INFORMATION PROVIDED -
----
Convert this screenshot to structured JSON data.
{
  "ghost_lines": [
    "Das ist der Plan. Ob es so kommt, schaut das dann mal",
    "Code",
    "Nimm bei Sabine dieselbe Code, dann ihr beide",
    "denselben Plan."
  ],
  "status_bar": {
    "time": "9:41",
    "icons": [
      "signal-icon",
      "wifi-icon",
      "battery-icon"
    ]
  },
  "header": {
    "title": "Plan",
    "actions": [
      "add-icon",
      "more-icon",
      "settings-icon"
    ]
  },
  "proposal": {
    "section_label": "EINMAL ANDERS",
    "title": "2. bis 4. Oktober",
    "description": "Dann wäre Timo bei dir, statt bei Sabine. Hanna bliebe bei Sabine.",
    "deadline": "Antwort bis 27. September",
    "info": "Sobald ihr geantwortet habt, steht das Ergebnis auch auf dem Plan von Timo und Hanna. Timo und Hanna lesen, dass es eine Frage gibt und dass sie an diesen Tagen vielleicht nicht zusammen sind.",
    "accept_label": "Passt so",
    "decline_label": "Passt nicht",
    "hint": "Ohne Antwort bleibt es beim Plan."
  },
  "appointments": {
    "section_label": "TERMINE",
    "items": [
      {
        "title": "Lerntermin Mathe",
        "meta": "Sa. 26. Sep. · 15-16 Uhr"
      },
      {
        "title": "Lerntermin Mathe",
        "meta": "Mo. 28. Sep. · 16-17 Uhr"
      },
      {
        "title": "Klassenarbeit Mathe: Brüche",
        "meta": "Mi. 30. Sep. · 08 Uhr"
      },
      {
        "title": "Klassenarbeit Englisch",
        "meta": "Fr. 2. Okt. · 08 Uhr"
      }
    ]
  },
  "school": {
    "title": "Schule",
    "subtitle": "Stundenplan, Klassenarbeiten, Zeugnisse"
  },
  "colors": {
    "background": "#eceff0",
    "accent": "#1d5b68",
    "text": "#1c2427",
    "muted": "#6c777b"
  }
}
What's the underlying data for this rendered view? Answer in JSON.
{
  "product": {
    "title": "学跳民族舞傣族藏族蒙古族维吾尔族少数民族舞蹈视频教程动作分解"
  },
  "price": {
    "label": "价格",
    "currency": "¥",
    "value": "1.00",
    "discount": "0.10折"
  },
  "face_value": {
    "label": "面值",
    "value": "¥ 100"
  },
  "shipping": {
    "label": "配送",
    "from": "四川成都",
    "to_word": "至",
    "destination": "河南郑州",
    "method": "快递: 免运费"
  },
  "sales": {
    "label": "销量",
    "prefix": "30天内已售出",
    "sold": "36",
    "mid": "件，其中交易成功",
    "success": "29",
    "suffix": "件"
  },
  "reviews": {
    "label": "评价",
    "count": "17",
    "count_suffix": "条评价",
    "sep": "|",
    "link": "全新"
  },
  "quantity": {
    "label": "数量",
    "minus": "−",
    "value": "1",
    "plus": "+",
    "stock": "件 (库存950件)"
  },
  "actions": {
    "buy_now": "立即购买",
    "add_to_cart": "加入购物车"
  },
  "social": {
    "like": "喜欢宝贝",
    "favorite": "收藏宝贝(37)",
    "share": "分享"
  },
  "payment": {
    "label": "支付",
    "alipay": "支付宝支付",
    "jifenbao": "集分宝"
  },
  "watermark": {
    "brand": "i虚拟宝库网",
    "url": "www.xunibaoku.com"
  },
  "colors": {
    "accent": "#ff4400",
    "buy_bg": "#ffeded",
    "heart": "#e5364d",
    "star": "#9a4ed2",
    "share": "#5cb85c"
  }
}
----
WHAT TO DO - Look over the material above and show each line where "JSON" appears.

WRITTEN RESPONSE -
Convert this screenshot to structured JSON data.
What's the underlying data for this rendered view? Answer in JSON.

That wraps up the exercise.